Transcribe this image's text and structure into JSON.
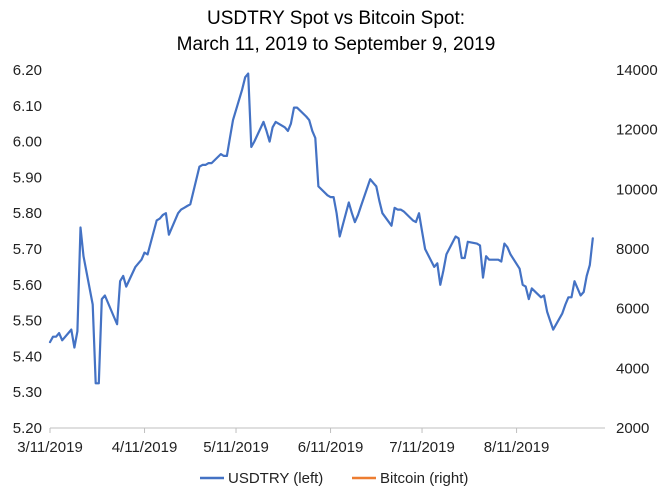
{
  "chart_data": {
    "type": "line",
    "title_line1": "USDTRY Spot vs Bitcoin Spot:",
    "title_line2": "March  11, 2019 to September 9, 2019",
    "xlabel": "",
    "ylabel_left": "",
    "ylabel_right": "",
    "x_tick_labels": [
      "3/11/2019",
      "4/11/2019",
      "5/11/2019",
      "6/11/2019",
      "7/11/2019",
      "8/11/2019"
    ],
    "x_tick_dates": [
      "2019-03-11",
      "2019-04-11",
      "2019-05-11",
      "2019-06-11",
      "2019-07-11",
      "2019-08-11"
    ],
    "xlim": [
      "2019-03-11",
      "2019-09-09"
    ],
    "left_axis": {
      "min": 5.2,
      "max": 6.2,
      "ticks": [
        "5.20",
        "5.30",
        "5.40",
        "5.50",
        "5.60",
        "5.70",
        "5.80",
        "5.90",
        "6.00",
        "6.10",
        "6.20"
      ]
    },
    "right_axis": {
      "min": 2000,
      "max": 14000,
      "ticks": [
        "2000",
        "4000",
        "6000",
        "8000",
        "10000",
        "12000",
        "14000"
      ]
    },
    "grid": false,
    "legend_position": "bottom",
    "series": [
      {
        "name": "USDTRY (left)",
        "axis": "left",
        "color": "#4472C4",
        "points": [
          [
            "2019-03-11",
            5.44
          ],
          [
            "2019-03-12",
            5.455
          ],
          [
            "2019-03-13",
            5.455
          ],
          [
            "2019-03-14",
            5.465
          ],
          [
            "2019-03-15",
            5.445
          ],
          [
            "2019-03-18",
            5.475
          ],
          [
            "2019-03-19",
            5.425
          ],
          [
            "2019-03-20",
            5.47
          ],
          [
            "2019-03-21",
            5.76
          ],
          [
            "2019-03-22",
            5.68
          ],
          [
            "2019-03-25",
            5.545
          ],
          [
            "2019-03-26",
            5.325
          ],
          [
            "2019-03-27",
            5.325
          ],
          [
            "2019-03-28",
            5.56
          ],
          [
            "2019-03-29",
            5.57
          ],
          [
            "2019-04-01",
            5.51
          ],
          [
            "2019-04-02",
            5.49
          ],
          [
            "2019-04-03",
            5.61
          ],
          [
            "2019-04-04",
            5.625
          ],
          [
            "2019-04-05",
            5.595
          ],
          [
            "2019-04-08",
            5.65
          ],
          [
            "2019-04-09",
            5.66
          ],
          [
            "2019-04-10",
            5.67
          ],
          [
            "2019-04-11",
            5.69
          ],
          [
            "2019-04-12",
            5.685
          ],
          [
            "2019-04-15",
            5.78
          ],
          [
            "2019-04-16",
            5.785
          ],
          [
            "2019-04-17",
            5.795
          ],
          [
            "2019-04-18",
            5.8
          ],
          [
            "2019-04-19",
            5.74
          ],
          [
            "2019-04-22",
            5.8
          ],
          [
            "2019-04-23",
            5.81
          ],
          [
            "2019-04-24",
            5.815
          ],
          [
            "2019-04-25",
            5.82
          ],
          [
            "2019-04-26",
            5.825
          ],
          [
            "2019-04-29",
            5.93
          ],
          [
            "2019-04-30",
            5.935
          ],
          [
            "2019-05-01",
            5.935
          ],
          [
            "2019-05-02",
            5.94
          ],
          [
            "2019-05-03",
            5.94
          ],
          [
            "2019-05-06",
            5.965
          ],
          [
            "2019-05-07",
            5.96
          ],
          [
            "2019-05-08",
            5.96
          ],
          [
            "2019-05-09",
            6.01
          ],
          [
            "2019-05-10",
            6.06
          ],
          [
            "2019-05-13",
            6.145
          ],
          [
            "2019-05-14",
            6.18
          ],
          [
            "2019-05-15",
            6.19
          ],
          [
            "2019-05-16",
            5.985
          ],
          [
            "2019-05-17",
            6.0
          ],
          [
            "2019-05-20",
            6.055
          ],
          [
            "2019-05-21",
            6.03
          ],
          [
            "2019-05-22",
            6.0
          ],
          [
            "2019-05-23",
            6.04
          ],
          [
            "2019-05-24",
            6.055
          ],
          [
            "2019-05-27",
            6.04
          ],
          [
            "2019-05-28",
            6.03
          ],
          [
            "2019-05-29",
            6.05
          ],
          [
            "2019-05-30",
            6.095
          ],
          [
            "2019-05-31",
            6.095
          ],
          [
            "2019-06-03",
            6.07
          ],
          [
            "2019-06-04",
            6.06
          ],
          [
            "2019-06-05",
            6.03
          ],
          [
            "2019-06-06",
            6.01
          ],
          [
            "2019-06-07",
            5.875
          ],
          [
            "2019-06-10",
            5.85
          ],
          [
            "2019-06-11",
            5.845
          ],
          [
            "2019-06-12",
            5.845
          ],
          [
            "2019-06-13",
            5.8
          ],
          [
            "2019-06-14",
            5.735
          ],
          [
            "2019-06-17",
            5.83
          ],
          [
            "2019-06-18",
            5.8
          ],
          [
            "2019-06-19",
            5.775
          ],
          [
            "2019-06-20",
            5.795
          ],
          [
            "2019-06-21",
            5.82
          ],
          [
            "2019-06-24",
            5.895
          ],
          [
            "2019-06-25",
            5.885
          ],
          [
            "2019-06-26",
            5.875
          ],
          [
            "2019-06-27",
            5.835
          ],
          [
            "2019-06-28",
            5.8
          ],
          [
            "2019-07-01",
            5.765
          ],
          [
            "2019-07-02",
            5.815
          ],
          [
            "2019-07-03",
            5.81
          ],
          [
            "2019-07-04",
            5.81
          ],
          [
            "2019-07-05",
            5.805
          ],
          [
            "2019-07-08",
            5.78
          ],
          [
            "2019-07-09",
            5.775
          ],
          [
            "2019-07-10",
            5.8
          ],
          [
            "2019-07-11",
            5.75
          ],
          [
            "2019-07-12",
            5.7
          ],
          [
            "2019-07-15",
            5.65
          ],
          [
            "2019-07-16",
            5.66
          ],
          [
            "2019-07-17",
            5.6
          ],
          [
            "2019-07-18",
            5.64
          ],
          [
            "2019-07-19",
            5.685
          ],
          [
            "2019-07-22",
            5.735
          ],
          [
            "2019-07-23",
            5.73
          ],
          [
            "2019-07-24",
            5.675
          ],
          [
            "2019-07-25",
            5.675
          ],
          [
            "2019-07-26",
            5.72
          ],
          [
            "2019-07-29",
            5.715
          ],
          [
            "2019-07-30",
            5.71
          ],
          [
            "2019-07-31",
            5.62
          ],
          [
            "2019-08-01",
            5.68
          ],
          [
            "2019-08-02",
            5.67
          ],
          [
            "2019-08-05",
            5.67
          ],
          [
            "2019-08-06",
            5.665
          ],
          [
            "2019-08-07",
            5.715
          ],
          [
            "2019-08-08",
            5.705
          ],
          [
            "2019-08-09",
            5.685
          ],
          [
            "2019-08-12",
            5.645
          ],
          [
            "2019-08-13",
            5.6
          ],
          [
            "2019-08-14",
            5.595
          ],
          [
            "2019-08-15",
            5.56
          ],
          [
            "2019-08-16",
            5.59
          ],
          [
            "2019-08-19",
            5.565
          ],
          [
            "2019-08-20",
            5.57
          ],
          [
            "2019-08-21",
            5.525
          ],
          [
            "2019-08-22",
            5.5
          ],
          [
            "2019-08-23",
            5.475
          ],
          [
            "2019-08-26",
            5.52
          ],
          [
            "2019-08-27",
            5.545
          ],
          [
            "2019-08-28",
            5.565
          ],
          [
            "2019-08-29",
            5.565
          ],
          [
            "2019-08-30",
            5.61
          ],
          [
            "2019-09-01",
            5.57
          ],
          [
            "2019-09-02",
            5.58
          ],
          [
            "2019-09-03",
            5.625
          ],
          [
            "2019-09-04",
            5.655
          ],
          [
            "2019-09-05",
            5.73
          ]
        ]
      },
      {
        "name": "Bitcoin (right)",
        "axis": "right",
        "color": "#ED7D31",
        "points": []
      }
    ]
  }
}
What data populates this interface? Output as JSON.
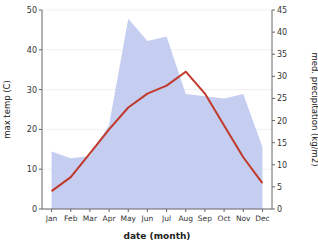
{
  "chart_data": {
    "type": "line",
    "x_label": "date (month)",
    "y_label": "max temp (C)",
    "y2_label": "med. precipitation (kg/m2)",
    "categories": [
      "Jan",
      "Feb",
      "Mar",
      "Apr",
      "May",
      "Jun",
      "Jul",
      "Aug",
      "Sep",
      "Oct",
      "Nov",
      "Dec"
    ],
    "series": [
      {
        "type": "area",
        "axis": "y2",
        "color": "#c5cdf0",
        "values": [
          13.0,
          11.5,
          12.0,
          19.0,
          43.0,
          38.0,
          39.0,
          26.0,
          25.5,
          25.0,
          26.0,
          14.0
        ]
      },
      {
        "type": "line",
        "color": "#c0392b",
        "values": [
          4.5,
          8.0,
          14.0,
          20.0,
          25.5,
          29.0,
          31.0,
          34.5,
          29.0,
          21.0,
          13.0,
          6.5
        ]
      }
    ],
    "ylim": [
      0,
      50
    ],
    "yticks": [
      0,
      10,
      20,
      30,
      40,
      50
    ],
    "y2lim": [
      0,
      45
    ],
    "y2ticks": [
      0,
      5,
      10,
      15,
      20,
      25,
      30,
      35,
      40,
      45
    ],
    "grid": true
  }
}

━━━━━━━━

THE TASK: Skip the pictures; extract only the lines from the line with "What data populates" through the final line of the material, exactly as they appear.

TASK OUTPUT:
What data populates this interface? Output as JSON.
{
  "chart_data": {
    "type": "line",
    "x_label": "date (month)",
    "y_label": "max temp (C)",
    "y2_label": "med. precipitation (kg/m2)",
    "categories": [
      "Jan",
      "Feb",
      "Mar",
      "Apr",
      "May",
      "Jun",
      "Jul",
      "Aug",
      "Sep",
      "Oct",
      "Nov",
      "Dec"
    ],
    "series": [
      {
        "type": "area",
        "axis": "y2",
        "color": "#c5cdf0",
        "values": [
          13.0,
          11.5,
          12.0,
          19.0,
          43.0,
          38.0,
          39.0,
          26.0,
          25.5,
          25.0,
          26.0,
          14.0
        ]
      },
      {
        "type": "line",
        "color": "#c0392b",
        "values": [
          4.5,
          8.0,
          14.0,
          20.0,
          25.5,
          29.0,
          31.0,
          34.5,
          29.0,
          21.0,
          13.0,
          6.5
        ]
      }
    ],
    "ylim": [
      0,
      50
    ],
    "yticks": [
      0,
      10,
      20,
      30,
      40,
      50
    ],
    "y2lim": [
      0,
      45
    ],
    "y2ticks": [
      0,
      5,
      10,
      15,
      20,
      25,
      30,
      35,
      40,
      45
    ],
    "grid": true
  }
}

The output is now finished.